===== RECORDS SHOWN
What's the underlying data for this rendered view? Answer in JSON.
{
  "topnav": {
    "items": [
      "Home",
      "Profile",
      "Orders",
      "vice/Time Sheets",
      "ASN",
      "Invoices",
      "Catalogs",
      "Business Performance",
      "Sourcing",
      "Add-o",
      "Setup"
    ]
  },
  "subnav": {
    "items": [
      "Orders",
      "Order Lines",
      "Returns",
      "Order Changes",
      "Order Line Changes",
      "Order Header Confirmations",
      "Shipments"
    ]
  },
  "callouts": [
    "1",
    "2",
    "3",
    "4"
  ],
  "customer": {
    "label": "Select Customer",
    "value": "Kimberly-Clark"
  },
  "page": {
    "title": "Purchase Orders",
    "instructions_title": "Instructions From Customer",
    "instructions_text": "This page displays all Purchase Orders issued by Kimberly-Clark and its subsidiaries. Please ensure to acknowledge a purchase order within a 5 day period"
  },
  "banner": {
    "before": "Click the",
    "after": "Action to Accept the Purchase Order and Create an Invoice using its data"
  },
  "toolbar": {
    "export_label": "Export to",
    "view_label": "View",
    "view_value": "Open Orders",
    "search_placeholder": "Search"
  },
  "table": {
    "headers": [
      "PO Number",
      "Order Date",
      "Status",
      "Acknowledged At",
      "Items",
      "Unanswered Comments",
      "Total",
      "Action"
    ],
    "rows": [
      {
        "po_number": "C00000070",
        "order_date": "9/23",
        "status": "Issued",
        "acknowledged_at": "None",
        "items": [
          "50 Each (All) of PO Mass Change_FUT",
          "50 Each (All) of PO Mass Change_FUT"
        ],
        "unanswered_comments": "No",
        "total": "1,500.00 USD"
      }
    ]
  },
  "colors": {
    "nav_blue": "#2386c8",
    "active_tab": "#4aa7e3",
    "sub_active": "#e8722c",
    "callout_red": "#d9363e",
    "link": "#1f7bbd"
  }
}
==========
OBJECTIVE: Return all of the above records exactly, leaving no line out.

EXERCISE SOLUTION:
What's the underlying data for this rendered view? Answer in JSON.
{
  "topnav": {
    "items": [
      "Home",
      "Profile",
      "Orders",
      "vice/Time Sheets",
      "ASN",
      "Invoices",
      "Catalogs",
      "Business Performance",
      "Sourcing",
      "Add-o",
      "Setup"
    ]
  },
  "subnav": {
    "items": [
      "Orders",
      "Order Lines",
      "Returns",
      "Order Changes",
      "Order Line Changes",
      "Order Header Confirmations",
      "Shipments"
    ]
  },
  "callouts": [
    "1",
    "2",
    "3",
    "4"
  ],
  "customer": {
    "label": "Select Customer",
    "value": "Kimberly-Clark"
  },
  "page": {
    "title": "Purchase Orders",
    "instructions_title": "Instructions From Customer",
    "instructions_text": "This page displays all Purchase Orders issued by Kimberly-Clark and its subsidiaries. Please ensure to acknowledge a purchase order within a 5 day period"
  },
  "banner": {
    "before": "Click the",
    "after": "Action to Accept the Purchase Order and Create an Invoice using its data"
  },
  "toolbar": {
    "export_label": "Export to",
    "view_label": "View",
    "view_value": "Open Orders",
    "search_placeholder": "Search"
  },
  "table": {
    "headers": [
      "PO Number",
      "Order Date",
      "Status",
      "Acknowledged At",
      "Items",
      "Unanswered Comments",
      "Total",
      "Action"
    ],
    "rows": [
      {
        "po_number": "C00000070",
        "order_date": "9/23",
        "status": "Issued",
        "acknowledged_at": "None",
        "items": [
          "50 Each (All) of PO Mass Change_FUT",
          "50 Each (All) of PO Mass Change_FUT"
        ],
        "unanswered_comments": "No",
        "total": "1,500.00 USD"
      }
    ]
  },
  "colors": {
    "nav_blue": "#2386c8",
    "active_tab": "#4aa7e3",
    "sub_active": "#e8722c",
    "callout_red": "#d9363e",
    "link": "#1f7bbd"
  }
}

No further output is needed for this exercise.